_Given request_: Scan the entries below. List each line with "Yang".

_Records_:
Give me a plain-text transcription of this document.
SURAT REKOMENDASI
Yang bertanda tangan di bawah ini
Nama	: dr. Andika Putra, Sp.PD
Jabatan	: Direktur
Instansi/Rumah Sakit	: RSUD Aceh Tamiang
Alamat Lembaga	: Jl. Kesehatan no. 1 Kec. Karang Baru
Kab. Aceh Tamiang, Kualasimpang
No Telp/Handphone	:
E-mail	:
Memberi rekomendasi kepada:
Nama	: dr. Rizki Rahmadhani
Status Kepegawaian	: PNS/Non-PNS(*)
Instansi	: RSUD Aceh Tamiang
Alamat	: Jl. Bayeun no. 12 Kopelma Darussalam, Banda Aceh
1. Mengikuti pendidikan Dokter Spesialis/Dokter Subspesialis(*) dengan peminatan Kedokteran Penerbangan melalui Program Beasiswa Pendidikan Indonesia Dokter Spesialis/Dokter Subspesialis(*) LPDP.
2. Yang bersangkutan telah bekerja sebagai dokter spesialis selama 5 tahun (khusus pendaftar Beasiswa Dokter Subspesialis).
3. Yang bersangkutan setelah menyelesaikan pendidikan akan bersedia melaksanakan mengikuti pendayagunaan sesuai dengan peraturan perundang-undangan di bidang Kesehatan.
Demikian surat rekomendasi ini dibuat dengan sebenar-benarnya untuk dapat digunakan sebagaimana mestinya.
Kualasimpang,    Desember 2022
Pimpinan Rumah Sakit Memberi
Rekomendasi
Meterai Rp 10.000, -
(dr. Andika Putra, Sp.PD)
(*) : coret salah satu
--
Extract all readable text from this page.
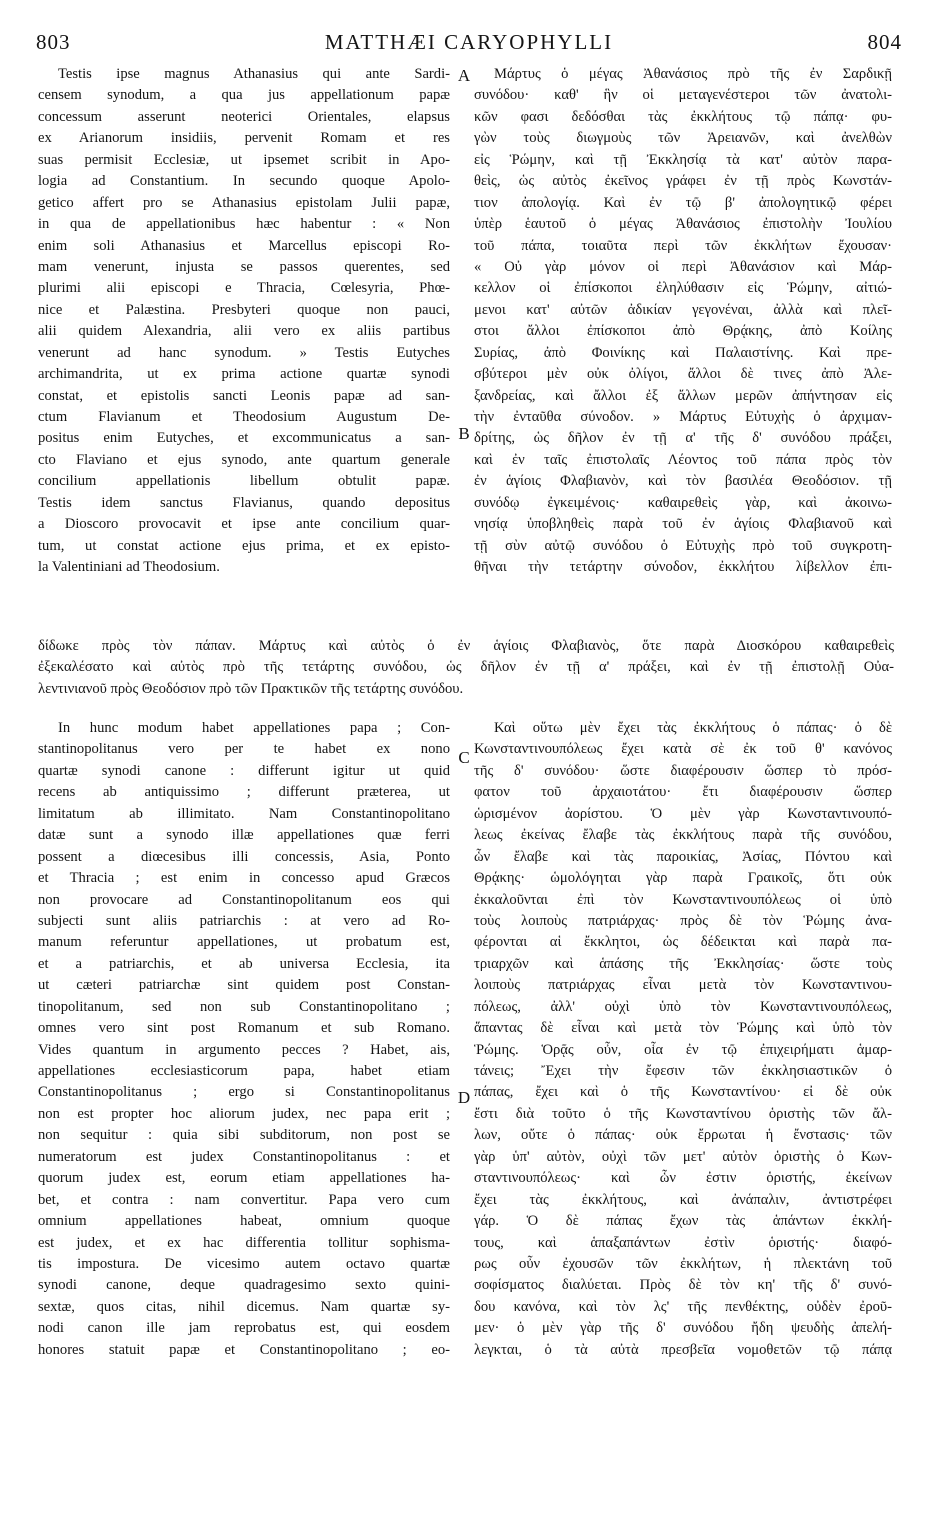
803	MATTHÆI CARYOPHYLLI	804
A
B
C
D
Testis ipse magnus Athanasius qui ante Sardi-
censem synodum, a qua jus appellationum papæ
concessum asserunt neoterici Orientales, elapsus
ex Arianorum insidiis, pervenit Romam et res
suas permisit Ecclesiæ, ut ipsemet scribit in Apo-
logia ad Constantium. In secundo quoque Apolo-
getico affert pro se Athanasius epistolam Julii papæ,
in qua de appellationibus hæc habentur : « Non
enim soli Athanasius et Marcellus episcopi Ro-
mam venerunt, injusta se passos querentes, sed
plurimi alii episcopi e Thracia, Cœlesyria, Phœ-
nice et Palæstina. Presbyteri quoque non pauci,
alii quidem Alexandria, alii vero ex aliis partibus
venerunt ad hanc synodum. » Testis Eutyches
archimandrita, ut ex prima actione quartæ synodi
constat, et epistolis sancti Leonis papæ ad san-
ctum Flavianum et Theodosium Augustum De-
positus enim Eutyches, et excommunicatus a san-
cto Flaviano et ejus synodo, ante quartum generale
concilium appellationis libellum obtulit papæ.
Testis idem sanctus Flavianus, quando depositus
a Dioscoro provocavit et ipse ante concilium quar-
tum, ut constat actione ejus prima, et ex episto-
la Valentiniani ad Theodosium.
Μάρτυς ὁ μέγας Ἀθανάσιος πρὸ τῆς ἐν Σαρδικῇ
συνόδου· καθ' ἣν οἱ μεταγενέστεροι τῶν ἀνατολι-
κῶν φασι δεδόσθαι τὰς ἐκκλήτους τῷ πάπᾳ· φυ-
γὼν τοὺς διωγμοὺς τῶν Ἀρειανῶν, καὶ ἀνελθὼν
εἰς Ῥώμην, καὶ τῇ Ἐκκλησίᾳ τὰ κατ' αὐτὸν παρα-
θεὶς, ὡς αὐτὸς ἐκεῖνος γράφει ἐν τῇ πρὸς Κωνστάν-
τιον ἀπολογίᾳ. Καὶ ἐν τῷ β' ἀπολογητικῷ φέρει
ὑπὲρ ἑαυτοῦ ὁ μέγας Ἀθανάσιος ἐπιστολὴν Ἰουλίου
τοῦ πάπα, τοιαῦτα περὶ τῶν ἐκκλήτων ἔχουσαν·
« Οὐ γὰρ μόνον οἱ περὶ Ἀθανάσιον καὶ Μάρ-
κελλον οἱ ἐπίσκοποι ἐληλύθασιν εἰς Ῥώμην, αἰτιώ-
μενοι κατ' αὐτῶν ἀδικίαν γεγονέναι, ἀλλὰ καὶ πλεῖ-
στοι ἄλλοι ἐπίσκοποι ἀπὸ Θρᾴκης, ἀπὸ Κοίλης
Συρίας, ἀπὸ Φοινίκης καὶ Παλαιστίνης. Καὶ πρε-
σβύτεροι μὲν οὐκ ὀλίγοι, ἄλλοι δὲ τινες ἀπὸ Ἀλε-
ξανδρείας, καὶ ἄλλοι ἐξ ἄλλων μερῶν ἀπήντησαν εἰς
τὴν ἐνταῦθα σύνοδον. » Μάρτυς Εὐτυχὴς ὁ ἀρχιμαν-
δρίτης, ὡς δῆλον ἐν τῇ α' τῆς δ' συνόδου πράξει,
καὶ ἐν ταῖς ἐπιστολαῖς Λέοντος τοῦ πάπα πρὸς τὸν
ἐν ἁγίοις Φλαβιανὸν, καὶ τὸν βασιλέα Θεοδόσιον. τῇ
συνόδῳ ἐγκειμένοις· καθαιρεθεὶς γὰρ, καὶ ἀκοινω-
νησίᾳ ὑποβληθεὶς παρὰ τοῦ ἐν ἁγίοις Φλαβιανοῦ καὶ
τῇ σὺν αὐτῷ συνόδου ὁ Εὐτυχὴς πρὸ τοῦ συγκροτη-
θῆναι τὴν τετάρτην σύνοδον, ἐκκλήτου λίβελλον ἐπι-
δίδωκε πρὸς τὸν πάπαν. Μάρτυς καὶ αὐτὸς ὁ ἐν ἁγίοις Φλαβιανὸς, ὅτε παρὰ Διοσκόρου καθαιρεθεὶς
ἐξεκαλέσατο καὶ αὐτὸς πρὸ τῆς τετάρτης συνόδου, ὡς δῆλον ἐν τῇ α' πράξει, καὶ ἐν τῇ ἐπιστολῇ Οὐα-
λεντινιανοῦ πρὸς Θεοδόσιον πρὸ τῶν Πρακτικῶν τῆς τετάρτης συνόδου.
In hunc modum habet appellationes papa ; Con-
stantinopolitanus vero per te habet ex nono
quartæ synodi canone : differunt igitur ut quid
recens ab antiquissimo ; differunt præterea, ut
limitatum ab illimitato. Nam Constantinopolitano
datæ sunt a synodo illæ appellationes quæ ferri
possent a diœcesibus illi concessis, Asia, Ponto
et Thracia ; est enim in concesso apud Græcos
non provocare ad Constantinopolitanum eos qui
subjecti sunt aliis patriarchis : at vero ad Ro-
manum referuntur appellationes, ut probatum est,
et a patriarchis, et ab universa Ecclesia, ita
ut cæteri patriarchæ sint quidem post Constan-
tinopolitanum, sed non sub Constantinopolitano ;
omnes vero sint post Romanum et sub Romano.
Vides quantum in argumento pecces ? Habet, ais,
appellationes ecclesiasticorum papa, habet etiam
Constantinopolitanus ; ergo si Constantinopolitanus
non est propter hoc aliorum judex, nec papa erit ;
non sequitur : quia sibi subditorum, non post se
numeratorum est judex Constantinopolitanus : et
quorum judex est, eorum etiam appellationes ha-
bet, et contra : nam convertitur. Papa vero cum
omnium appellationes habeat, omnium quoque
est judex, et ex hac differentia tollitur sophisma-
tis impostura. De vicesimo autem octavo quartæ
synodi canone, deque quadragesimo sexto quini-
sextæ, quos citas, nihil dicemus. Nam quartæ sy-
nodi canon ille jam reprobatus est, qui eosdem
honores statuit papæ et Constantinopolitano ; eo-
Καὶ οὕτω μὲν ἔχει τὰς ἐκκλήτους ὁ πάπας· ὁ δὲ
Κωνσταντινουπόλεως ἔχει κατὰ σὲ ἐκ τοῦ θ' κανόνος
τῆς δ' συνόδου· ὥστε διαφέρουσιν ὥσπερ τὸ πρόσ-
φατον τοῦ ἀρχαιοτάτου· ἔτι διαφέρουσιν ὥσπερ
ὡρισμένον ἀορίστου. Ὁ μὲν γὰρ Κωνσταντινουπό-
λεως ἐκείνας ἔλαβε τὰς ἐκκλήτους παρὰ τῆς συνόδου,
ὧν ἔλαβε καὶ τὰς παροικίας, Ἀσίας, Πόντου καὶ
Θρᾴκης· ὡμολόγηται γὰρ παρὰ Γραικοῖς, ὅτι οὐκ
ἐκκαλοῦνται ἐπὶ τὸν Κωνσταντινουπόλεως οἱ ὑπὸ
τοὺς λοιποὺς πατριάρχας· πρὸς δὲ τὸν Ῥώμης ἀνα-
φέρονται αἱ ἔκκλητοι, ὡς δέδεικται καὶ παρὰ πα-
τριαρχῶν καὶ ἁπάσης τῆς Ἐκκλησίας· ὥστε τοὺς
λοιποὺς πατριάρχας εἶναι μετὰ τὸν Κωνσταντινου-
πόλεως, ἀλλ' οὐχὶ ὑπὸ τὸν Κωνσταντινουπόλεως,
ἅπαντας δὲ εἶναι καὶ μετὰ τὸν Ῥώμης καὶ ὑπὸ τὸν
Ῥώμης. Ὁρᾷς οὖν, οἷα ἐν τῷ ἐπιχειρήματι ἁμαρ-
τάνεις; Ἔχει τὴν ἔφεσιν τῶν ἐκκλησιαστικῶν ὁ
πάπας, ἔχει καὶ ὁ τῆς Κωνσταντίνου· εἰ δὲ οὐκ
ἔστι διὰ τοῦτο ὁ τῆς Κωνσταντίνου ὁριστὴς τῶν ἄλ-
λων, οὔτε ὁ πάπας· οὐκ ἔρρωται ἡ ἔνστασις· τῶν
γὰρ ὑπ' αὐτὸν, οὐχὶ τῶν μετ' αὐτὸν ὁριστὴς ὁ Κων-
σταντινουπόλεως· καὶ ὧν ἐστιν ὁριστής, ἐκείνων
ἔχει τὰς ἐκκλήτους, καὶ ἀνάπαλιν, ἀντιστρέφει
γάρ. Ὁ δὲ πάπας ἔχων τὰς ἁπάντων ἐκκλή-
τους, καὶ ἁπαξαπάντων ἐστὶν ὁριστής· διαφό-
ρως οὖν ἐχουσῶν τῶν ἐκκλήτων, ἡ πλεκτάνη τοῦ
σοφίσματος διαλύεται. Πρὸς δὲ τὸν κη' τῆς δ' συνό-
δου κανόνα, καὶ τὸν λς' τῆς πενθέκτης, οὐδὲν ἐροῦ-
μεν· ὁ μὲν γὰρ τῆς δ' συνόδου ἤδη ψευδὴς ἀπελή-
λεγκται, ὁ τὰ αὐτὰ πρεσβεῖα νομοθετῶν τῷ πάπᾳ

_Full response_:
Yang bertanda tangan di bawah ini
2. Yang bersangkutan telah bekerja sebagai dokter spesialis selama 5 tahun (khusus pendaftar Beasiswa Dokter Subspesialis).
3. Yang bersangkutan setelah menyelesaikan pendidikan akan bersedia melaksanakan mengikuti pendayagunaan sesuai dengan peraturan perundang-undangan di bidang Kesehatan.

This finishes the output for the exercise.